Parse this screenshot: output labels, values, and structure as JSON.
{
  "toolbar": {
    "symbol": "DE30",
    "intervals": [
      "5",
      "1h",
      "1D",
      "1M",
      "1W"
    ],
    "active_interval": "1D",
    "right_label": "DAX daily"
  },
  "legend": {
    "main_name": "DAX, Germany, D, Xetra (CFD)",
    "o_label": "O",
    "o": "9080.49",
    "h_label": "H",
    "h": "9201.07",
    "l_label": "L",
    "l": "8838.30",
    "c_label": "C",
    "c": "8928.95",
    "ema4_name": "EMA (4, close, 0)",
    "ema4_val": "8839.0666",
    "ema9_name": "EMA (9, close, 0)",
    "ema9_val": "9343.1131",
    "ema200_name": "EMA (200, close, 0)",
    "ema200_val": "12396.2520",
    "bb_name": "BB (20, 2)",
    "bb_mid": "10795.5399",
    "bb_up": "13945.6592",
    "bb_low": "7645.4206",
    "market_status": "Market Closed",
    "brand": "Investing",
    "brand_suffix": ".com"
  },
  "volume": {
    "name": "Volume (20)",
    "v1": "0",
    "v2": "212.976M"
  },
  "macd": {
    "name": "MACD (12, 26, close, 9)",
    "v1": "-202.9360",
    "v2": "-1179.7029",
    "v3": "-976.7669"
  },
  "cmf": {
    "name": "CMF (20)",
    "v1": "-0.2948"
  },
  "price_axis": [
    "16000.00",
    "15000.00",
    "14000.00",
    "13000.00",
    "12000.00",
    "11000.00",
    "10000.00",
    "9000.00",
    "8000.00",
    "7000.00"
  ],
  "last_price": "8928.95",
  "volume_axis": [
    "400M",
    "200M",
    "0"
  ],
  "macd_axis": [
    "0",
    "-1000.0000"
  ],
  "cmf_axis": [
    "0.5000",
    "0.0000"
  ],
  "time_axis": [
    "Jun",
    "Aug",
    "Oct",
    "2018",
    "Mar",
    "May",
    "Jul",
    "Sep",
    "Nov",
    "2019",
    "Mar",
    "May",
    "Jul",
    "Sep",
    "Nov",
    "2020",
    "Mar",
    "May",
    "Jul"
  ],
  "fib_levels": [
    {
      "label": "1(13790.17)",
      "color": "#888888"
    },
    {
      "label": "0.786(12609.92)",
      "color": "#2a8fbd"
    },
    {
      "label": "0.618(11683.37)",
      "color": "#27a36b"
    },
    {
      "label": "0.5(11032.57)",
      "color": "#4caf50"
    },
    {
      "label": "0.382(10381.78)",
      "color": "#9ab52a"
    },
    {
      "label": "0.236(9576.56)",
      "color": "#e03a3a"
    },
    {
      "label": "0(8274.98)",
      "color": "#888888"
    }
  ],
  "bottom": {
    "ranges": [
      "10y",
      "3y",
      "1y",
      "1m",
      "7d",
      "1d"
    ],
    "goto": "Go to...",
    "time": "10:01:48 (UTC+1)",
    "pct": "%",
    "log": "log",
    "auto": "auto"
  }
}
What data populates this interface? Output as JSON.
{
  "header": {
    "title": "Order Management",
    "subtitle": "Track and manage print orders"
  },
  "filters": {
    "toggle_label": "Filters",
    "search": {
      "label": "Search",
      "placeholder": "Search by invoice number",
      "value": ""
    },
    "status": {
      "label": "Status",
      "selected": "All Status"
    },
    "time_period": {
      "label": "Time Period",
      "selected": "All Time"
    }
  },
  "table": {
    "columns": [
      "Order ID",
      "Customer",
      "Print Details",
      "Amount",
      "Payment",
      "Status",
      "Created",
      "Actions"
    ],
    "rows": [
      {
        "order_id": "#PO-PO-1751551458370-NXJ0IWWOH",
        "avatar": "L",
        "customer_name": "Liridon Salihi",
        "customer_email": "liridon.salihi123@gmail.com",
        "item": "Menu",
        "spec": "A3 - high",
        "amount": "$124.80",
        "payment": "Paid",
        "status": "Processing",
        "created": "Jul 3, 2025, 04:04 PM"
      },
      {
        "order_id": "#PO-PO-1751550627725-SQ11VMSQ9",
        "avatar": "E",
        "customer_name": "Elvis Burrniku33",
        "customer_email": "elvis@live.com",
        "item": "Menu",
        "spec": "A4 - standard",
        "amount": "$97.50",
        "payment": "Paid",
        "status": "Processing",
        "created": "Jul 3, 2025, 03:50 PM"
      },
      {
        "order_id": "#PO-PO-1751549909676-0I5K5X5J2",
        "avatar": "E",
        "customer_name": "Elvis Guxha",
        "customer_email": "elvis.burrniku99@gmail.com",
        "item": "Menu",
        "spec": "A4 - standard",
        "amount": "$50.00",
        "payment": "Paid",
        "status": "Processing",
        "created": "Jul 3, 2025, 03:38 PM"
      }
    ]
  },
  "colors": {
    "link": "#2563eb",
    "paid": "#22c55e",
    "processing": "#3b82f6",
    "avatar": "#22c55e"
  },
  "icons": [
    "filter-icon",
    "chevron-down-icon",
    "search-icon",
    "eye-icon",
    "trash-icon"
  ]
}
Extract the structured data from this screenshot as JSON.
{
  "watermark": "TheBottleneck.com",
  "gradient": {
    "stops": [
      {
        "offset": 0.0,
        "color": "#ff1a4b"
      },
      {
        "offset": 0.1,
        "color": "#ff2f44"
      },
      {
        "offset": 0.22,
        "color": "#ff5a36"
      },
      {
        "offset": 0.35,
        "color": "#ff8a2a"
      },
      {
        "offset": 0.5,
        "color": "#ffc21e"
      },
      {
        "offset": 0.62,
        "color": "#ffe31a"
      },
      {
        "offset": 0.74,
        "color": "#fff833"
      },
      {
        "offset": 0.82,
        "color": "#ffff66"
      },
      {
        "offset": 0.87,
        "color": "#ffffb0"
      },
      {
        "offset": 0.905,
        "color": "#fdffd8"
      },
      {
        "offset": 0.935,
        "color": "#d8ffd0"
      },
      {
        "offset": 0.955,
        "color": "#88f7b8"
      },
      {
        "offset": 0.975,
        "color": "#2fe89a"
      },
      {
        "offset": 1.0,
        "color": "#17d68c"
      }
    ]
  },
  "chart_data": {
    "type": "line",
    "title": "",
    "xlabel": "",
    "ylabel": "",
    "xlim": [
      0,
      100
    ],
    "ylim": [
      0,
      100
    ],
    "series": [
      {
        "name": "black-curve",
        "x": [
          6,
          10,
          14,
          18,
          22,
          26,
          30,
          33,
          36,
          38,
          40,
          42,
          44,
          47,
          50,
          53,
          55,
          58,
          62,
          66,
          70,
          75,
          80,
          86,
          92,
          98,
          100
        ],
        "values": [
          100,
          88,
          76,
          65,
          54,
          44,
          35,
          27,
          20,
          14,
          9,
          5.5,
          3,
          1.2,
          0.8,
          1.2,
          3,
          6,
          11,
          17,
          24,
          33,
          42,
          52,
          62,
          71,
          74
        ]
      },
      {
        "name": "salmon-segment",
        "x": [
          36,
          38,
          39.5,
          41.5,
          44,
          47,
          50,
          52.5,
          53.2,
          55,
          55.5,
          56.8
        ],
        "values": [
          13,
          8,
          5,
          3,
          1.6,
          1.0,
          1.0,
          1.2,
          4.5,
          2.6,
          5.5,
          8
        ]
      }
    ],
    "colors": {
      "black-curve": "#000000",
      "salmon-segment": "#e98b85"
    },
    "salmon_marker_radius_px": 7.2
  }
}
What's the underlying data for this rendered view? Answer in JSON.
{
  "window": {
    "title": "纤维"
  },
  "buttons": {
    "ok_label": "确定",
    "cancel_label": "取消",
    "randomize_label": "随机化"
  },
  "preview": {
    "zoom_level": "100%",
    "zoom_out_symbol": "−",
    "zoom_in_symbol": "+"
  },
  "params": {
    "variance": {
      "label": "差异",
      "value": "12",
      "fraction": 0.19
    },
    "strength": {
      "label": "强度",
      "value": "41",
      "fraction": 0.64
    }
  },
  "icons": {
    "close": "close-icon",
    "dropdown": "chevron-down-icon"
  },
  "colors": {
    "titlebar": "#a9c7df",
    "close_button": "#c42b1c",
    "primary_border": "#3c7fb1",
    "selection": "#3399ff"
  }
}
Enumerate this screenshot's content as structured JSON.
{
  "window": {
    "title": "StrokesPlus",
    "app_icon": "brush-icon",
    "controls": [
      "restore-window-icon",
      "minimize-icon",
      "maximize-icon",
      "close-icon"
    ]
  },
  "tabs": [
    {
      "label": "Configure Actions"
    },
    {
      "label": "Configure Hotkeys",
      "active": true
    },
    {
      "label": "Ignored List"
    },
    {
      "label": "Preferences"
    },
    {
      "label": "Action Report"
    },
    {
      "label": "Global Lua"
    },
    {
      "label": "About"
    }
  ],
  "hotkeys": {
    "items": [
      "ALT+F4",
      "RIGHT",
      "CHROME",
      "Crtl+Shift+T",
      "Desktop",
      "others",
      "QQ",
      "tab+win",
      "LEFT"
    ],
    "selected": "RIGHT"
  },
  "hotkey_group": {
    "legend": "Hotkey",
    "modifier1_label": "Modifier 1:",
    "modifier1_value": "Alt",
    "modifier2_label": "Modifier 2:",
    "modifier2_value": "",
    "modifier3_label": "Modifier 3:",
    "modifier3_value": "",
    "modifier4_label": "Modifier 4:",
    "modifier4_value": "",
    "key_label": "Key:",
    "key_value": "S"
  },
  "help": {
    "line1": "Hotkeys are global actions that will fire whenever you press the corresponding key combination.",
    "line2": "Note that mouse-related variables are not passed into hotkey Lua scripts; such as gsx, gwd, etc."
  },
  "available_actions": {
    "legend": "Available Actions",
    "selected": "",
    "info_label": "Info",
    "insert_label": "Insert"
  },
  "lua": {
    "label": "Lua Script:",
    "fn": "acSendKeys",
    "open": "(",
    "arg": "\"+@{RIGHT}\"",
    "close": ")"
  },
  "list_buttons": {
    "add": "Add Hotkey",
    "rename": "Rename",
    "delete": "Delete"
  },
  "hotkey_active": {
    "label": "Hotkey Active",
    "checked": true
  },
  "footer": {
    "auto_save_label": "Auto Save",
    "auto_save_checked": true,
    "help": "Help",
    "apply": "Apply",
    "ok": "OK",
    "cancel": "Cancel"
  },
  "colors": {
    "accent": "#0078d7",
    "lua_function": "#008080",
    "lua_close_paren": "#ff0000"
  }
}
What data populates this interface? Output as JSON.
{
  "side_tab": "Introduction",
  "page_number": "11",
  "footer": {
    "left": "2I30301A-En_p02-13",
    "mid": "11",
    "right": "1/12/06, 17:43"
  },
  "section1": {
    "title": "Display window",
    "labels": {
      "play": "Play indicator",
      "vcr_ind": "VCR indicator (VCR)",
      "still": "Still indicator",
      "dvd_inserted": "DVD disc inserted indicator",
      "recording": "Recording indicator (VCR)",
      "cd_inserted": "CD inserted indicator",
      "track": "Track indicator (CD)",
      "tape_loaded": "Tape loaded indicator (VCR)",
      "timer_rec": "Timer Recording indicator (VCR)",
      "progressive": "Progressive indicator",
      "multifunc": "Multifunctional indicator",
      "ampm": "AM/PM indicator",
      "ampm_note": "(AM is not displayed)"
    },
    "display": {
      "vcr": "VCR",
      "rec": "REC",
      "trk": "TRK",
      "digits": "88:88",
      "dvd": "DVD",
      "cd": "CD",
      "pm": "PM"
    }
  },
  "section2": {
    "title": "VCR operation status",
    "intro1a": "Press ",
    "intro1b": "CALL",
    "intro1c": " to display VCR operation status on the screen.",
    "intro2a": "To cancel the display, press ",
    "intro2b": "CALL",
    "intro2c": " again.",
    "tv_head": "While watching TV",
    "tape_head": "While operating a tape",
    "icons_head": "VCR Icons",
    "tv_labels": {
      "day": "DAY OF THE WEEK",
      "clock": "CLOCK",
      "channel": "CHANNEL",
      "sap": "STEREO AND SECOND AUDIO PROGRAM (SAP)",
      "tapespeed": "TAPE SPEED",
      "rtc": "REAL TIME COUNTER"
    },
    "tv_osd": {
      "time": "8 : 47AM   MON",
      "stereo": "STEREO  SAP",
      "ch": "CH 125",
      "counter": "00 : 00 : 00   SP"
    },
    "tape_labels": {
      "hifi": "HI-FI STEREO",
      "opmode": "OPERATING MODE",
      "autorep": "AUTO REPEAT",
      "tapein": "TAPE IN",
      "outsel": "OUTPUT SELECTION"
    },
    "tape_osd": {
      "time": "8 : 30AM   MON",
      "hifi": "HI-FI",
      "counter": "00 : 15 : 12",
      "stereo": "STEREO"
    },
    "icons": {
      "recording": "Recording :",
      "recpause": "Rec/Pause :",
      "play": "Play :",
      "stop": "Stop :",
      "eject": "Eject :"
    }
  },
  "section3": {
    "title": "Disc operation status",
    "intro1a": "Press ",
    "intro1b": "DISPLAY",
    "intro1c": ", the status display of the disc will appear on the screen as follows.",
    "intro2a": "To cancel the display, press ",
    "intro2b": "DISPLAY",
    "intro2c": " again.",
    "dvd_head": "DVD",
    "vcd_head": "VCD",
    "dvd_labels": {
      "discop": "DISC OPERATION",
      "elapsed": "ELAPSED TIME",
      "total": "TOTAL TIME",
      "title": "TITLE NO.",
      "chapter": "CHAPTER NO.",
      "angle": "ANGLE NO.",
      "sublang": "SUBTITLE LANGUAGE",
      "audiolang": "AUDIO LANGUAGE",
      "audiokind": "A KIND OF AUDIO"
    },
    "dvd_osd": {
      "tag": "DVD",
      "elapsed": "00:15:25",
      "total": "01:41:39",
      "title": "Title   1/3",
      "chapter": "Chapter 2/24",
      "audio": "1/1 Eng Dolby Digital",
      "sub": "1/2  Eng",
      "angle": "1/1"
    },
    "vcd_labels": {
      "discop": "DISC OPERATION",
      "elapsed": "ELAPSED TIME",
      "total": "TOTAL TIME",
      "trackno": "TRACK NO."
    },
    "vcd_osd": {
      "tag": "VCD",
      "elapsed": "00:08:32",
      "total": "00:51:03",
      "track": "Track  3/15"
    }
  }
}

----

## WHAT IS ASKED
Search the data for "JSON". Copy every matching line.

## SOLVED EXERCISE
Parse this screenshot: output labels, values, and structure as JSON.
What data populates this interface? Output as JSON.
Extract the structured data from this screenshot as JSON.
What's the underlying data for this rendered view? Answer in JSON.
Enumerate this screenshot's content as structured JSON.
What data populates this interface? Output as JSON.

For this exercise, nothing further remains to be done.